> [WHAT THE TASK REQUIRES]
Locate every line in the records below that holds the word "Elevation" and return each one.

> [SUPPLIED MATERIAL]
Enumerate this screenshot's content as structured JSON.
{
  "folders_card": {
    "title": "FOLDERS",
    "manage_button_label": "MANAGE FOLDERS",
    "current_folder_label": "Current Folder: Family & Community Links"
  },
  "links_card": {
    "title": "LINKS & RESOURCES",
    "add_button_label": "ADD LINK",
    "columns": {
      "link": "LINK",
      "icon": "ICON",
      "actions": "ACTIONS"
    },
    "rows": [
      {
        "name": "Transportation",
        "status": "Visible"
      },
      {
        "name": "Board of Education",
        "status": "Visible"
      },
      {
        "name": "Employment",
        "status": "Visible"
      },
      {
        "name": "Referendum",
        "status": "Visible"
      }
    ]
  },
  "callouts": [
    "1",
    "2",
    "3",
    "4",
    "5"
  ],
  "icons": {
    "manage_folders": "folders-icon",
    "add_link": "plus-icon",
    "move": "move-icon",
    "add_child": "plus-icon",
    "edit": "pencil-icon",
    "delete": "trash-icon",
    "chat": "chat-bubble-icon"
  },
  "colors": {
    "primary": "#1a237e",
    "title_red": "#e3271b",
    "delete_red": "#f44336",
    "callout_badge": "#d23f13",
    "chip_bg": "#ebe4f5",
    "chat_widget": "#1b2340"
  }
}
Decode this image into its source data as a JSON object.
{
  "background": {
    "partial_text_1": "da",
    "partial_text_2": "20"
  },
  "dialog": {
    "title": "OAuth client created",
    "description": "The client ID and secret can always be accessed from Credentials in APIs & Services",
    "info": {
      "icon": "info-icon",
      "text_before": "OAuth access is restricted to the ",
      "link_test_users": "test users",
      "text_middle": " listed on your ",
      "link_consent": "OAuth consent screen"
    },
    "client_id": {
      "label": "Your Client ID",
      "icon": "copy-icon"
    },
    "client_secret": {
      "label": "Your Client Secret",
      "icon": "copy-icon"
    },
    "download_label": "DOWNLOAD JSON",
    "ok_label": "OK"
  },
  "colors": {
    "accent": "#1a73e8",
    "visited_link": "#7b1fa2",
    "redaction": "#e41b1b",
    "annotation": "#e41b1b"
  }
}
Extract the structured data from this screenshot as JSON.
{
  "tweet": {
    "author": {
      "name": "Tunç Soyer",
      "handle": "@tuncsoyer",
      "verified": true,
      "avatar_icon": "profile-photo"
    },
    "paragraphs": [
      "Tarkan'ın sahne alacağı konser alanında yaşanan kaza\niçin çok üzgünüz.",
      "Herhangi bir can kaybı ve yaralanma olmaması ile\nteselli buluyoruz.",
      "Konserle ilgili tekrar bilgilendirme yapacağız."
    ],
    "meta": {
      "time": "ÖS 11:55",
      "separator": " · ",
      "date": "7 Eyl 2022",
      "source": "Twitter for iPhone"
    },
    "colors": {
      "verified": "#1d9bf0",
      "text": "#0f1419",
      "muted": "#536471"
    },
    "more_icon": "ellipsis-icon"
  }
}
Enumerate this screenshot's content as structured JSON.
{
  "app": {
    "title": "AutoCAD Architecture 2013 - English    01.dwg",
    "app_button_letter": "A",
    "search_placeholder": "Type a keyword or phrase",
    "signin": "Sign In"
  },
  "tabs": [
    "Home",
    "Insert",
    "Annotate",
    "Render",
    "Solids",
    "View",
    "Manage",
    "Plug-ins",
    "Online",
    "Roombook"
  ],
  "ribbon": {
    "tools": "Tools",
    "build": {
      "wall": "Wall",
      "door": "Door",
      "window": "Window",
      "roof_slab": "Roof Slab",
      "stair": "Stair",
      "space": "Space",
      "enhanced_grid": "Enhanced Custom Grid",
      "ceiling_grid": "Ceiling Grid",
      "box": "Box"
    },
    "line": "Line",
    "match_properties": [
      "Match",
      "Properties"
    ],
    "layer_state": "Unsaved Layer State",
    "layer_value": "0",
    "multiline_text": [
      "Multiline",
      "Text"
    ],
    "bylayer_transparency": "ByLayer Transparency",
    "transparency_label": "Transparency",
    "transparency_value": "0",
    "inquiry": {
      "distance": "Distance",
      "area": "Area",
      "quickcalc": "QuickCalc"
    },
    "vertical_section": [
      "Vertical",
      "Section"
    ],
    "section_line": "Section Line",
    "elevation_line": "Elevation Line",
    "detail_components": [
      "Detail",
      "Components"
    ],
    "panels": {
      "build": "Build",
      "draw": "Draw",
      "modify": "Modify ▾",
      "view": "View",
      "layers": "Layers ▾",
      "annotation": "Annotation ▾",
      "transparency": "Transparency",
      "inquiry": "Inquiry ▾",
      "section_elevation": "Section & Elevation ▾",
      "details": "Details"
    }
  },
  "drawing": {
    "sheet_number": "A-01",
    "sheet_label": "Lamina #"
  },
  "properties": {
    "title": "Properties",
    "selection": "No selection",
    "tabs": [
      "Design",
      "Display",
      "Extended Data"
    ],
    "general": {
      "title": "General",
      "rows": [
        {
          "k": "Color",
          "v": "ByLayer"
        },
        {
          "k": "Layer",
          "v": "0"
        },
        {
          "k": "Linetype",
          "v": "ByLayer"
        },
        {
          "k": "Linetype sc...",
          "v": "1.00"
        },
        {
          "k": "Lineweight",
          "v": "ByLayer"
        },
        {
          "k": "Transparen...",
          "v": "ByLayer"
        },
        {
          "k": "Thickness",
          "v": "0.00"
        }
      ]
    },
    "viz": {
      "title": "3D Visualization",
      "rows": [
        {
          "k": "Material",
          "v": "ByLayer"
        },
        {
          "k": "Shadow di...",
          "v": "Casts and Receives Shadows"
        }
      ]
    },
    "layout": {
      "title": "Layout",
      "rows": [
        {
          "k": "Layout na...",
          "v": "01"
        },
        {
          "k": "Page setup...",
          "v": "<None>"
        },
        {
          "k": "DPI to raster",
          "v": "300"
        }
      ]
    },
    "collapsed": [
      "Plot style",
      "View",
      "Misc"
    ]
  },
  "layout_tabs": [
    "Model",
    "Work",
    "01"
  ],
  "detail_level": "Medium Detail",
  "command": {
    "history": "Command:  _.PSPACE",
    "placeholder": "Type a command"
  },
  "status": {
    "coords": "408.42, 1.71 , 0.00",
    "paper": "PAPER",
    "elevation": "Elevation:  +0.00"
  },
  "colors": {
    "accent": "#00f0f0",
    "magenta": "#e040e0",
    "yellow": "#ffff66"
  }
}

> [REPLY TO THE TASK]
    "elevation_line": "Elevation Line",
      "section_elevation": "Section & Elevation ▾",
    "elevation": "Elevation:  +0.00"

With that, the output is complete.